§ Set exercise
Quote every entry word for word.

§ Data listing
_ _ _

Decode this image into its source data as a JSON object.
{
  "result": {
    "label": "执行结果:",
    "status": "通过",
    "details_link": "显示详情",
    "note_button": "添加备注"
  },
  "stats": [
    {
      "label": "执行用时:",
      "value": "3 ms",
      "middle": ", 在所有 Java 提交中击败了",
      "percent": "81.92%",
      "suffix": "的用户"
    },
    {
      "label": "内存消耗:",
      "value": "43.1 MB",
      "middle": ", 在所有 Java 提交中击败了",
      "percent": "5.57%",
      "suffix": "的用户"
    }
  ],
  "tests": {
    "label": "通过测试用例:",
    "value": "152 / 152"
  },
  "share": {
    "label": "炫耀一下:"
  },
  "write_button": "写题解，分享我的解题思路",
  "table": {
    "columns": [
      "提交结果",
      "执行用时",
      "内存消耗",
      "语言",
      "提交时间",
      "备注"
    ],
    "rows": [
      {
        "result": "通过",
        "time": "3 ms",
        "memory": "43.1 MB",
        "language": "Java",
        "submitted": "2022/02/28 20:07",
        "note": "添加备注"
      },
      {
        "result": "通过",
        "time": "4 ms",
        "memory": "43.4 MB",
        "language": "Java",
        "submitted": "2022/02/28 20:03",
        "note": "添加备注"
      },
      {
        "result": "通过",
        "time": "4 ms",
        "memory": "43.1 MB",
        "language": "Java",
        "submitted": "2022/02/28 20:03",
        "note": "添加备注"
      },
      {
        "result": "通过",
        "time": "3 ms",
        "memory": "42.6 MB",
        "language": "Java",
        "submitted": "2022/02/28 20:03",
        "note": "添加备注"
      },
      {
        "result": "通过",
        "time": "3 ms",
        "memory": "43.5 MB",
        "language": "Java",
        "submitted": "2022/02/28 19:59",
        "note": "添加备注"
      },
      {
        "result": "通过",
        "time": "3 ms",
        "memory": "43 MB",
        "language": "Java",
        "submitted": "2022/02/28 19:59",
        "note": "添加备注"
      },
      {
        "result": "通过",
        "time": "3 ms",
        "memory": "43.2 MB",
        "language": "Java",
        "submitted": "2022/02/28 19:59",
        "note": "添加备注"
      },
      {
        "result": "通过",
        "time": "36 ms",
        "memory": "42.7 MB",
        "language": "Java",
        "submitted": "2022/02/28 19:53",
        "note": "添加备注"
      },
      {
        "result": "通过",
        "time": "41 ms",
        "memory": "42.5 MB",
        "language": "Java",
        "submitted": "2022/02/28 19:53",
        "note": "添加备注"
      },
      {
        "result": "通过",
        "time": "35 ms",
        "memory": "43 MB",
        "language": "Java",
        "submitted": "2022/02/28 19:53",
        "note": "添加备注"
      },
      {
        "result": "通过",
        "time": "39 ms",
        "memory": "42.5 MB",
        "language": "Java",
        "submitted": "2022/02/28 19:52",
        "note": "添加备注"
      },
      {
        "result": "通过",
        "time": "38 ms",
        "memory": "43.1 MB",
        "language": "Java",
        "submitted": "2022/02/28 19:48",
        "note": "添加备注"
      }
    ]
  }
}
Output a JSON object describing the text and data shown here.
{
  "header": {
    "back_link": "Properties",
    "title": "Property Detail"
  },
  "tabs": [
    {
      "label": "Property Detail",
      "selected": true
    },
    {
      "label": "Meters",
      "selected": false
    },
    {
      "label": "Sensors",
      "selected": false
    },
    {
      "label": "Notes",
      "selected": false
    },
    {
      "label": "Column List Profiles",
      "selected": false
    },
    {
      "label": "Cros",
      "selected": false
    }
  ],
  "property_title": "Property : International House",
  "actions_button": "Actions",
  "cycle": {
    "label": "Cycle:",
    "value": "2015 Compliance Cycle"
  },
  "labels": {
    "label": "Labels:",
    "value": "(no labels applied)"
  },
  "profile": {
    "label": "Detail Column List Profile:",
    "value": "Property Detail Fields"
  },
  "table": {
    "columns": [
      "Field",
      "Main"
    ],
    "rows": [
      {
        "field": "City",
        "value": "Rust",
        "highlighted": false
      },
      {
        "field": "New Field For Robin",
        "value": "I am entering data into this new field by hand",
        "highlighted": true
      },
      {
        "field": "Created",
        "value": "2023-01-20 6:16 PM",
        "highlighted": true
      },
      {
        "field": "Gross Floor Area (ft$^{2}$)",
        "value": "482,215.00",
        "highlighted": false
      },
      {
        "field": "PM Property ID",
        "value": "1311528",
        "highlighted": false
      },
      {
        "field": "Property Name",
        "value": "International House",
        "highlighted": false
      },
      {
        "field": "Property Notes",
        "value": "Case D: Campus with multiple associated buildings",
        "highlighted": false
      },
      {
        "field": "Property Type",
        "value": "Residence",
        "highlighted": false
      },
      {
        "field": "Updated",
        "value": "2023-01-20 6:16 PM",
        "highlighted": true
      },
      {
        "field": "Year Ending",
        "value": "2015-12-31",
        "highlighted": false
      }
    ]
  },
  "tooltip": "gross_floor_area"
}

_ _ _

§ Answer for the task
Decode this image into its source data as a JSON object.
{
  "result": {
    "label": "执行结果:",
    "status": "通过",
    "details_link": "显示详情",
    "note_button": "添加备注"
  },
  "stats": [
    {
      "label": "执行用时:",
      "value": "3 ms",
      "middle": ", 在所有 Java 提交中击败了",
      "percent": "81.92%",
      "suffix": "的用户"
    },
    {
      "label": "内存消耗:",
      "value": "43.1 MB",
      "middle": ", 在所有 Java 提交中击败了",
      "percent": "5.57%",
      "suffix": "的用户"
    }
  ],
  "tests": {
    "label": "通过测试用例:",
    "value": "152 / 152"
  },
  "share": {
    "label": "炫耀一下:"
  },
  "write_button": "写题解，分享我的解题思路",
  "table": {
    "columns": [
      "提交结果",
      "执行用时",
      "内存消耗",
      "语言",
      "提交时间",
      "备注"
    ],
    "rows": [
      {
        "result": "通过",
        "time": "3 ms",
        "memory": "43.1 MB",
        "language": "Java",
        "submitted": "2022/02/28 20:07",
        "note": "添加备注"
      },
      {
        "result": "通过",
        "time": "4 ms",
        "memory": "43.4 MB",
        "language": "Java",
        "submitted": "2022/02/28 20:03",
        "note": "添加备注"
      },
      {
        "result": "通过",
        "time": "4 ms",
        "memory": "43.1 MB",
        "language": "Java",
        "submitted": "2022/02/28 20:03",
        "note": "添加备注"
      },
      {
        "result": "通过",
        "time": "3 ms",
        "memory": "42.6 MB",
        "language": "Java",
        "submitted": "2022/02/28 20:03",
        "note": "添加备注"
      },
      {
        "result": "通过",
        "time": "3 ms",
        "memory": "43.5 MB",
        "language": "Java",
        "submitted": "2022/02/28 19:59",
        "note": "添加备注"
      },
      {
        "result": "通过",
        "time": "3 ms",
        "memory": "43 MB",
        "language": "Java",
        "submitted": "2022/02/28 19:59",
        "note": "添加备注"
      },
      {
        "result": "通过",
        "time": "3 ms",
        "memory": "43.2 MB",
        "language": "Java",
        "submitted": "2022/02/28 19:59",
        "note": "添加备注"
      },
      {
        "result": "通过",
        "time": "36 ms",
        "memory": "42.7 MB",
        "language": "Java",
        "submitted": "2022/02/28 19:53",
        "note": "添加备注"
      },
      {
        "result": "通过",
        "time": "41 ms",
        "memory": "42.5 MB",
        "language": "Java",
        "submitted": "2022/02/28 19:53",
        "note": "添加备注"
      },
      {
        "result": "通过",
        "time": "35 ms",
        "memory": "43 MB",
        "language": "Java",
        "submitted": "2022/02/28 19:53",
        "note": "添加备注"
      },
      {
        "result": "通过",
        "time": "39 ms",
        "memory": "42.5 MB",
        "language": "Java",
        "submitted": "2022/02/28 19:52",
        "note": "添加备注"
      },
      {
        "result": "通过",
        "time": "38 ms",
        "memory": "43.1 MB",
        "language": "Java",
        "submitted": "2022/02/28 19:48",
        "note": "添加备注"
      }
    ]
  }
}
Output a JSON object describing the text and data shown here.
{
  "header": {
    "back_link": "Properties",
    "title": "Property Detail"
  },
  "tabs": [
    {
      "label": "Property Detail",
      "selected": true
    },
    {
      "label": "Meters",
      "selected": false
    },
    {
      "label": "Sensors",
      "selected": false
    },
    {
      "label": "Notes",
      "selected": false
    },
    {
      "label": "Column List Profiles",
      "selected": false
    },
    {
      "label": "Cros",
      "selected": false
    }
  ],
  "property_title": "Property : International House",
  "actions_button": "Actions",
  "cycle": {
    "label": "Cycle:",
    "value": "2015 Compliance Cycle"
  },
  "labels": {
    "label": "Labels:",
    "value": "(no labels applied)"
  },
  "profile": {
    "label": "Detail Column List Profile:",
    "value": "Property Detail Fields"
  },
  "table": {
    "columns": [
      "Field",
      "Main"
    ],
    "rows": [
      {
        "field": "City",
        "value": "Rust",
        "highlighted": false
      },
      {
        "field": "New Field For Robin",
        "value": "I am entering data into this new field by hand",
        "highlighted": true
      },
      {
        "field": "Created",
        "value": "2023-01-20 6:16 PM",
        "highlighted": true
      },
      {
        "field": "Gross Floor Area (ft$^{2}$)",
        "value": "482,215.00",
        "highlighted": false
      },
      {
        "field": "PM Property ID",
        "value": "1311528",
        "highlighted": false
      },
      {
        "field": "Property Name",
        "value": "International House",
        "highlighted": false
      },
      {
        "field": "Property Notes",
        "value": "Case D: Campus with multiple associated buildings",
        "highlighted": false
      },
      {
        "field": "Property Type",
        "value": "Residence",
        "highlighted": false
      },
      {
        "field": "Updated",
        "value": "2023-01-20 6:16 PM",
        "highlighted": true
      },
      {
        "field": "Year Ending",
        "value": "2015-12-31",
        "highlighted": false
      }
    ]
  },
  "tooltip": "gross_floor_area"
}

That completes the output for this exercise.